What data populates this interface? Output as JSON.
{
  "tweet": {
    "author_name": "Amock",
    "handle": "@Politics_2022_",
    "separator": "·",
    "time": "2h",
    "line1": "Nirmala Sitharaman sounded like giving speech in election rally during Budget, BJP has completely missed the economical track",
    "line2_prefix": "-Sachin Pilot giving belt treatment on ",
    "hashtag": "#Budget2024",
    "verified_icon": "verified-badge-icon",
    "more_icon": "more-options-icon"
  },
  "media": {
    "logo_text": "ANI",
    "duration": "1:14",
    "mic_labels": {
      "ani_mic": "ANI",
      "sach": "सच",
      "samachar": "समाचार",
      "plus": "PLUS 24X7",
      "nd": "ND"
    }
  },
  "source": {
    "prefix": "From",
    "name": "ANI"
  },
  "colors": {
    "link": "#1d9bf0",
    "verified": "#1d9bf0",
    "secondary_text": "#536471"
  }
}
_ _ _
### DIRECTIONS FOR THIS TASK:
Copy out the whole listing, exactly as written.

### RESPONSE TO THIS EXERCISE:
What data populates this interface? Output as JSON.
{
  "tweet": {
    "author_name": "Amock",
    "handle": "@Politics_2022_",
    "separator": "·",
    "time": "2h",
    "line1": "Nirmala Sitharaman sounded like giving speech in election rally during Budget, BJP has completely missed the economical track",
    "line2_prefix": "-Sachin Pilot giving belt treatment on ",
    "hashtag": "#Budget2024",
    "verified_icon": "verified-badge-icon",
    "more_icon": "more-options-icon"
  },
  "media": {
    "logo_text": "ANI",
    "duration": "1:14",
    "mic_labels": {
      "ani_mic": "ANI",
      "sach": "सच",
      "samachar": "समाचार",
      "plus": "PLUS 24X7",
      "nd": "ND"
    }
  },
  "source": {
    "prefix": "From",
    "name": "ANI"
  },
  "colors": {
    "link": "#1d9bf0",
    "verified": "#1d9bf0",
    "secondary_text": "#536471"
  }
}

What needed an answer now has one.